## begin EXERCISE INPUTS

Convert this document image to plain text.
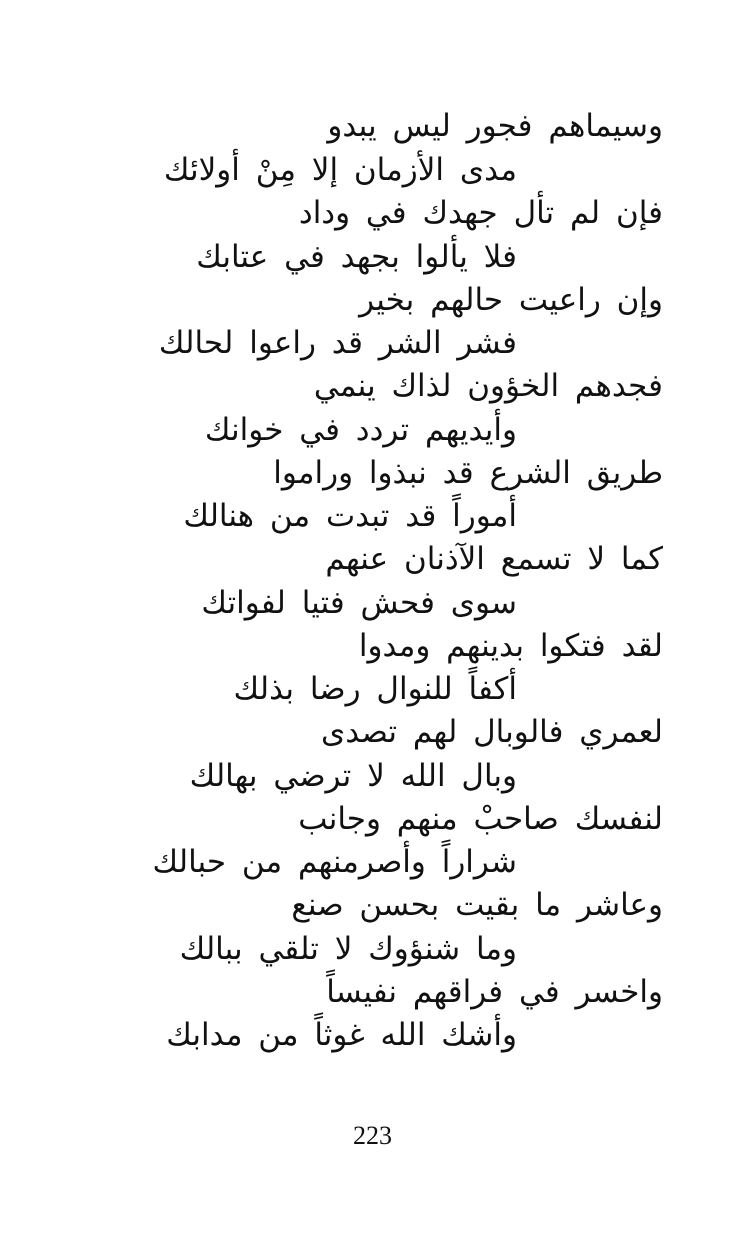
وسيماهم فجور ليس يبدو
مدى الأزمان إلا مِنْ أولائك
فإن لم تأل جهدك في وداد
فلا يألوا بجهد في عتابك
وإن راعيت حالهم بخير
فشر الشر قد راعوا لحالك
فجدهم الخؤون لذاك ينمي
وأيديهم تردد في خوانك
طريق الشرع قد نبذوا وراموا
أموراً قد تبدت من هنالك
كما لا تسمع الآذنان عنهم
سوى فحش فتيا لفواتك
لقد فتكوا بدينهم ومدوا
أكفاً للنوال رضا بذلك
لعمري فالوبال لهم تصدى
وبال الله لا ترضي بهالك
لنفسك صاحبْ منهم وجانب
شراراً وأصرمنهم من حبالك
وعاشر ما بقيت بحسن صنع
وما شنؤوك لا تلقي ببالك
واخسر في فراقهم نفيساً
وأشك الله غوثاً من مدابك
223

## end EXERCISE INPUTS
## begin EXERCISE INPUTS

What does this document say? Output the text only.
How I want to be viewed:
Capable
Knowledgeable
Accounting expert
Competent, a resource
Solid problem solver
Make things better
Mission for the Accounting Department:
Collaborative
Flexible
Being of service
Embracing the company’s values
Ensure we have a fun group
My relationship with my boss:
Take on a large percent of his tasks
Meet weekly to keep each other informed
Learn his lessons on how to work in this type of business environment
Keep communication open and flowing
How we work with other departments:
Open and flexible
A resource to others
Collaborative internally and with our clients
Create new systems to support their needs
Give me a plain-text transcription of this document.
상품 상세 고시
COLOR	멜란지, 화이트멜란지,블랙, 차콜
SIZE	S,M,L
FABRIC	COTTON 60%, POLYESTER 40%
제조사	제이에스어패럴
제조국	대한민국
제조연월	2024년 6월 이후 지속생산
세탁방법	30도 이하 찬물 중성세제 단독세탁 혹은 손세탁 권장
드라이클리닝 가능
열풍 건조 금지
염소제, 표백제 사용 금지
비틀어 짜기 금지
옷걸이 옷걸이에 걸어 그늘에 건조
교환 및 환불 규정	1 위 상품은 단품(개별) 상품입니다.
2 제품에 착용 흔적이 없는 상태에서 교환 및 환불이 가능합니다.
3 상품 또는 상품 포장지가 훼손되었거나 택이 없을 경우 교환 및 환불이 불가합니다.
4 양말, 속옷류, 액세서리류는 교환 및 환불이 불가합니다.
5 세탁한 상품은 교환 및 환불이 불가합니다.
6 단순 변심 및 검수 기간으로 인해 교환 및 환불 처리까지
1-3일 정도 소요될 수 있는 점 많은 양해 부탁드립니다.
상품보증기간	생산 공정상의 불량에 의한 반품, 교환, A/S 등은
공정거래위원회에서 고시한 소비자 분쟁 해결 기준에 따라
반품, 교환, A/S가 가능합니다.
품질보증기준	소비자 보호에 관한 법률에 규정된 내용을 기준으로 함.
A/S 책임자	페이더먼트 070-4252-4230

## end EXERCISE INPUTS
## begin EXERCISE INPUTS

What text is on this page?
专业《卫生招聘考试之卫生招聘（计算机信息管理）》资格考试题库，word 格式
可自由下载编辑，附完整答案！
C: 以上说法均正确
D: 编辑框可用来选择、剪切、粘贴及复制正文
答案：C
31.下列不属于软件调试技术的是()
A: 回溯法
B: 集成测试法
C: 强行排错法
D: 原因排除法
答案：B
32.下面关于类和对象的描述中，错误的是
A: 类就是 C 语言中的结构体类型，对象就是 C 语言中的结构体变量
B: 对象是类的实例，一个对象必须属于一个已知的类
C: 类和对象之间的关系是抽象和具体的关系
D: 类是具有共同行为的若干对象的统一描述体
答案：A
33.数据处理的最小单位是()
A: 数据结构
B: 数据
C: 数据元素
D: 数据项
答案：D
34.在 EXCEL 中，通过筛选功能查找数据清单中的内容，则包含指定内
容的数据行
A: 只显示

## end EXERCISE INPUTS

_AIM_
Only lines with "الله" are wanted here; list each of them.

_COMPLETE ANSWER_
وبال الله لا ترضي بهالك
وأشك الله غوثاً من مدابك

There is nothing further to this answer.